## Entries supplied:
------------------------------------------------------------

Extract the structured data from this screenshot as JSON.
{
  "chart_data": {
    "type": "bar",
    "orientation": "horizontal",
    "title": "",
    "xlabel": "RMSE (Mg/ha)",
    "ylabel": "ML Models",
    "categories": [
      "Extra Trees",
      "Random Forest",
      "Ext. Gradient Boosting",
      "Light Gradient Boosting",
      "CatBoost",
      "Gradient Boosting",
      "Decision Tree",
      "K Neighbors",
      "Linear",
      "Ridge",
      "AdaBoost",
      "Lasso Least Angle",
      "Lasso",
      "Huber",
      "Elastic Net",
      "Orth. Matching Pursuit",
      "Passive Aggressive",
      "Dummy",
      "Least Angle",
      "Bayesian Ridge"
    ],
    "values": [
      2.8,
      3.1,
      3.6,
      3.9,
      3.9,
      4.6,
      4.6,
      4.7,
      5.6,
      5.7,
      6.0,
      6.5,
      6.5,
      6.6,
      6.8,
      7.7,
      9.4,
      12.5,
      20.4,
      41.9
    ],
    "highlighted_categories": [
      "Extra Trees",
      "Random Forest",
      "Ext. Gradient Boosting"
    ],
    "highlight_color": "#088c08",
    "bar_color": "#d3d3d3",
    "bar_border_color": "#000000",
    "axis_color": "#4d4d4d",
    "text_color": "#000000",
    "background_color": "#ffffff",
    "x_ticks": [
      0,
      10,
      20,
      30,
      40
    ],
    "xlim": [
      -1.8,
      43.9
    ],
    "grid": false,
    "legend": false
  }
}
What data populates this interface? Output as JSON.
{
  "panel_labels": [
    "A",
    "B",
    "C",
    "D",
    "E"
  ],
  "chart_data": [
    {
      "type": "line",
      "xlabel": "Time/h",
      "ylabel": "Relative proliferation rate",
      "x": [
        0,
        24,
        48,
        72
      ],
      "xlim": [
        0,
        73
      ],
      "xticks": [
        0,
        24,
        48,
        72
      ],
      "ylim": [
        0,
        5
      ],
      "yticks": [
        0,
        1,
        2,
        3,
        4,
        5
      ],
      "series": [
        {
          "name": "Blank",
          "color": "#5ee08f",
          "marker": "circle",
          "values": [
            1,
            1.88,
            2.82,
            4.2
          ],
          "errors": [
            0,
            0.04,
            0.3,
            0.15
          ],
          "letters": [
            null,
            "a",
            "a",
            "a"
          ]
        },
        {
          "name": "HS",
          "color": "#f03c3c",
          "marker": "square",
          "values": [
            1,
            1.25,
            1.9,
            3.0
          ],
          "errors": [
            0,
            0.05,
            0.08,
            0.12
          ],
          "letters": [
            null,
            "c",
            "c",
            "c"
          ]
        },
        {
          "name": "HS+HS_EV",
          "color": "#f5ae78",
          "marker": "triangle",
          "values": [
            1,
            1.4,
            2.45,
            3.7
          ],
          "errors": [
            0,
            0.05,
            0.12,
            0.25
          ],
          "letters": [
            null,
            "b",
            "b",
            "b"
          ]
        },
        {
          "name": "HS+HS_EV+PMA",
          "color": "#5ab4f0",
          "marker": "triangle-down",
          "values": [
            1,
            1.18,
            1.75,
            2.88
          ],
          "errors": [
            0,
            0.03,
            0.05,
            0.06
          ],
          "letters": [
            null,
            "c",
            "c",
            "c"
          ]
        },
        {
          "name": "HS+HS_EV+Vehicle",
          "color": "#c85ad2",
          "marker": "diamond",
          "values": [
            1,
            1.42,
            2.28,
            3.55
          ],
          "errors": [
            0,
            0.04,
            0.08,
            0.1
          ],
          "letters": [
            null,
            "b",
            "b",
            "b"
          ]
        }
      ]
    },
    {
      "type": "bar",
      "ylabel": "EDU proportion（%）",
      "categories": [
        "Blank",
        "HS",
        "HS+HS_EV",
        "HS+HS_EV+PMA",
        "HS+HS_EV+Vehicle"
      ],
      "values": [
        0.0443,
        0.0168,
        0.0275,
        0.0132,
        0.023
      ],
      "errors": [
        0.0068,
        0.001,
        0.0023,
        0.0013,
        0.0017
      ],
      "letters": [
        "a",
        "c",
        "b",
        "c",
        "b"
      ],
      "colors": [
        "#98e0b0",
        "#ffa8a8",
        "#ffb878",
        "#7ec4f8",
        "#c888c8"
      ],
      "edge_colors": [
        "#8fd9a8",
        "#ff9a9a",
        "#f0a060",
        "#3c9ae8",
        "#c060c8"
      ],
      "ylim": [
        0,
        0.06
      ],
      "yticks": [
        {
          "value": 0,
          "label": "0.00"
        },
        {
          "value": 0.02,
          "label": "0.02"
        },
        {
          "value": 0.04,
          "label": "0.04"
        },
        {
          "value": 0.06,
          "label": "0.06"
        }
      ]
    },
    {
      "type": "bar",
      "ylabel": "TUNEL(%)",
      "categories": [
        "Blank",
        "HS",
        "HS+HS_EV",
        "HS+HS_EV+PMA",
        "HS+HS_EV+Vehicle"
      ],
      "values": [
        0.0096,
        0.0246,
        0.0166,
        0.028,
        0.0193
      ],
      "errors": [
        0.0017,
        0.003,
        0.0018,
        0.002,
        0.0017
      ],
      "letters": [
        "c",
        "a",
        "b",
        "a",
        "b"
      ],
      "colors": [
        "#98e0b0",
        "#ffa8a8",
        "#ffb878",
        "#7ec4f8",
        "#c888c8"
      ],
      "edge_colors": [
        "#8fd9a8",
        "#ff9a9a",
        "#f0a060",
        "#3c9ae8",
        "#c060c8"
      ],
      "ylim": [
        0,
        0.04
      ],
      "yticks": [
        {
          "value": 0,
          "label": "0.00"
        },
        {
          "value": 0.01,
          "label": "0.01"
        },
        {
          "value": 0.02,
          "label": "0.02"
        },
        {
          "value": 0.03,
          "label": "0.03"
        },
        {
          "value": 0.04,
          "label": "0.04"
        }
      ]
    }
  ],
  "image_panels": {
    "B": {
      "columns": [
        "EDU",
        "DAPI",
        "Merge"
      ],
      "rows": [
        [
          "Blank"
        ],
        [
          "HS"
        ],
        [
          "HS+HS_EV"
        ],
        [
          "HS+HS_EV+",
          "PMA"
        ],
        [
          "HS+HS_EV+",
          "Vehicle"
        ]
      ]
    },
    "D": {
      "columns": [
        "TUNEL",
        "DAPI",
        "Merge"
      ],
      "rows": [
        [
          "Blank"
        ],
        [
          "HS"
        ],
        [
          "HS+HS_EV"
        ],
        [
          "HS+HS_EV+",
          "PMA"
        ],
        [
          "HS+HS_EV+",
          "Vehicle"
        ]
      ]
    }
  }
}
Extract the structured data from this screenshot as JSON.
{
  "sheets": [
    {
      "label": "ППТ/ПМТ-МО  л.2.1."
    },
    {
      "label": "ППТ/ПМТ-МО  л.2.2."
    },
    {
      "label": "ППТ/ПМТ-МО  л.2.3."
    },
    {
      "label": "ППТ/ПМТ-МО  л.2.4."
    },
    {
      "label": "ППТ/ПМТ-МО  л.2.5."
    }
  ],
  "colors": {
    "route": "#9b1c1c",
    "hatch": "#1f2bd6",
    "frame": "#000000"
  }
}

------------------------------------------------------------

## Given instruction:
Can you reproduce all the material exactly?

## Result of the exercise:
Extract the structured data from this screenshot as JSON.
{
  "chart_data": {
    "type": "bar",
    "orientation": "horizontal",
    "title": "",
    "xlabel": "RMSE (Mg/ha)",
    "ylabel": "ML Models",
    "categories": [
      "Extra Trees",
      "Random Forest",
      "Ext. Gradient Boosting",
      "Light Gradient Boosting",
      "CatBoost",
      "Gradient Boosting",
      "Decision Tree",
      "K Neighbors",
      "Linear",
      "Ridge",
      "AdaBoost",
      "Lasso Least Angle",
      "Lasso",
      "Huber",
      "Elastic Net",
      "Orth. Matching Pursuit",
      "Passive Aggressive",
      "Dummy",
      "Least Angle",
      "Bayesian Ridge"
    ],
    "values": [
      2.8,
      3.1,
      3.6,
      3.9,
      3.9,
      4.6,
      4.6,
      4.7,
      5.6,
      5.7,
      6.0,
      6.5,
      6.5,
      6.6,
      6.8,
      7.7,
      9.4,
      12.5,
      20.4,
      41.9
    ],
    "highlighted_categories": [
      "Extra Trees",
      "Random Forest",
      "Ext. Gradient Boosting"
    ],
    "highlight_color": "#088c08",
    "bar_color": "#d3d3d3",
    "bar_border_color": "#000000",
    "axis_color": "#4d4d4d",
    "text_color": "#000000",
    "background_color": "#ffffff",
    "x_ticks": [
      0,
      10,
      20,
      30,
      40
    ],
    "xlim": [
      -1.8,
      43.9
    ],
    "grid": false,
    "legend": false
  }
}
What data populates this interface? Output as JSON.
{
  "panel_labels": [
    "A",
    "B",
    "C",
    "D",
    "E"
  ],
  "chart_data": [
    {
      "type": "line",
      "xlabel": "Time/h",
      "ylabel": "Relative proliferation rate",
      "x": [
        0,
        24,
        48,
        72
      ],
      "xlim": [
        0,
        73
      ],
      "xticks": [
        0,
        24,
        48,
        72
      ],
      "ylim": [
        0,
        5
      ],
      "yticks": [
        0,
        1,
        2,
        3,
        4,
        5
      ],
      "series": [
        {
          "name": "Blank",
          "color": "#5ee08f",
          "marker": "circle",
          "values": [
            1,
            1.88,
            2.82,
            4.2
          ],
          "errors": [
            0,
            0.04,
            0.3,
            0.15
          ],
          "letters": [
            null,
            "a",
            "a",
            "a"
          ]
        },
        {
          "name": "HS",
          "color": "#f03c3c",
          "marker": "square",
          "values": [
            1,
            1.25,
            1.9,
            3.0
          ],
          "errors": [
            0,
            0.05,
            0.08,
            0.12
          ],
          "letters": [
            null,
            "c",
            "c",
            "c"
          ]
        },
        {
          "name": "HS+HS_EV",
          "color": "#f5ae78",
          "marker": "triangle",
          "values": [
            1,
            1.4,
            2.45,
            3.7
          ],
          "errors": [
            0,
            0.05,
            0.12,
            0.25
          ],
          "letters": [
            null,
            "b",
            "b",
            "b"
          ]
        },
        {
          "name": "HS+HS_EV+PMA",
          "color": "#5ab4f0",
          "marker": "triangle-down",
          "values": [
            1,
            1.18,
            1.75,
            2.88
          ],
          "errors": [
            0,
            0.03,
            0.05,
            0.06
          ],
          "letters": [
            null,
            "c",
            "c",
            "c"
          ]
        },
        {
          "name": "HS+HS_EV+Vehicle",
          "color": "#c85ad2",
          "marker": "diamond",
          "values": [
            1,
            1.42,
            2.28,
            3.55
          ],
          "errors": [
            0,
            0.04,
            0.08,
            0.1
          ],
          "letters": [
            null,
            "b",
            "b",
            "b"
          ]
        }
      ]
    },
    {
      "type": "bar",
      "ylabel": "EDU proportion（%）",
      "categories": [
        "Blank",
        "HS",
        "HS+HS_EV",
        "HS+HS_EV+PMA",
        "HS+HS_EV+Vehicle"
      ],
      "values": [
        0.0443,
        0.0168,
        0.0275,
        0.0132,
        0.023
      ],
      "errors": [
        0.0068,
        0.001,
        0.0023,
        0.0013,
        0.0017
      ],
      "letters": [
        "a",
        "c",
        "b",
        "c",
        "b"
      ],
      "colors": [
        "#98e0b0",
        "#ffa8a8",
        "#ffb878",
        "#7ec4f8",
        "#c888c8"
      ],
      "edge_colors": [
        "#8fd9a8",
        "#ff9a9a",
        "#f0a060",
        "#3c9ae8",
        "#c060c8"
      ],
      "ylim": [
        0,
        0.06
      ],
      "yticks": [
        {
          "value": 0,
          "label": "0.00"
        },
        {
          "value": 0.02,
          "label": "0.02"
        },
        {
          "value": 0.04,
          "label": "0.04"
        },
        {
          "value": 0.06,
          "label": "0.06"
        }
      ]
    },
    {
      "type": "bar",
      "ylabel": "TUNEL(%)",
      "categories": [
        "Blank",
        "HS",
        "HS+HS_EV",
        "HS+HS_EV+PMA",
        "HS+HS_EV+Vehicle"
      ],
      "values": [
        0.0096,
        0.0246,
        0.0166,
        0.028,
        0.0193
      ],
      "errors": [
        0.0017,
        0.003,
        0.0018,
        0.002,
        0.0017
      ],
      "letters": [
        "c",
        "a",
        "b",
        "a",
        "b"
      ],
      "colors": [
        "#98e0b0",
        "#ffa8a8",
        "#ffb878",
        "#7ec4f8",
        "#c888c8"
      ],
      "edge_colors": [
        "#8fd9a8",
        "#ff9a9a",
        "#f0a060",
        "#3c9ae8",
        "#c060c8"
      ],
      "ylim": [
        0,
        0.04
      ],
      "yticks": [
        {
          "value": 0,
          "label": "0.00"
        },
        {
          "value": 0.01,
          "label": "0.01"
        },
        {
          "value": 0.02,
          "label": "0.02"
        },
        {
          "value": 0.03,
          "label": "0.03"
        },
        {
          "value": 0.04,
          "label": "0.04"
        }
      ]
    }
  ],
  "image_panels": {
    "B": {
      "columns": [
        "EDU",
        "DAPI",
        "Merge"
      ],
      "rows": [
        [
          "Blank"
        ],
        [
          "HS"
        ],
        [
          "HS+HS_EV"
        ],
        [
          "HS+HS_EV+",
          "PMA"
        ],
        [
          "HS+HS_EV+",
          "Vehicle"
        ]
      ]
    },
    "D": {
      "columns": [
        "TUNEL",
        "DAPI",
        "Merge"
      ],
      "rows": [
        [
          "Blank"
        ],
        [
          "HS"
        ],
        [
          "HS+HS_EV"
        ],
        [
          "HS+HS_EV+",
          "PMA"
        ],
        [
          "HS+HS_EV+",
          "Vehicle"
        ]
      ]
    }
  }
}
Extract the structured data from this screenshot as JSON.
{
  "sheets": [
    {
      "label": "ППТ/ПМТ-МО  л.2.1."
    },
    {
      "label": "ППТ/ПМТ-МО  л.2.2."
    },
    {
      "label": "ППТ/ПМТ-МО  л.2.3."
    },
    {
      "label": "ППТ/ПМТ-МО  л.2.4."
    },
    {
      "label": "ППТ/ПМТ-МО  л.2.5."
    }
  ],
  "colors": {
    "route": "#9b1c1c",
    "hatch": "#1f2bd6",
    "frame": "#000000"
  }
}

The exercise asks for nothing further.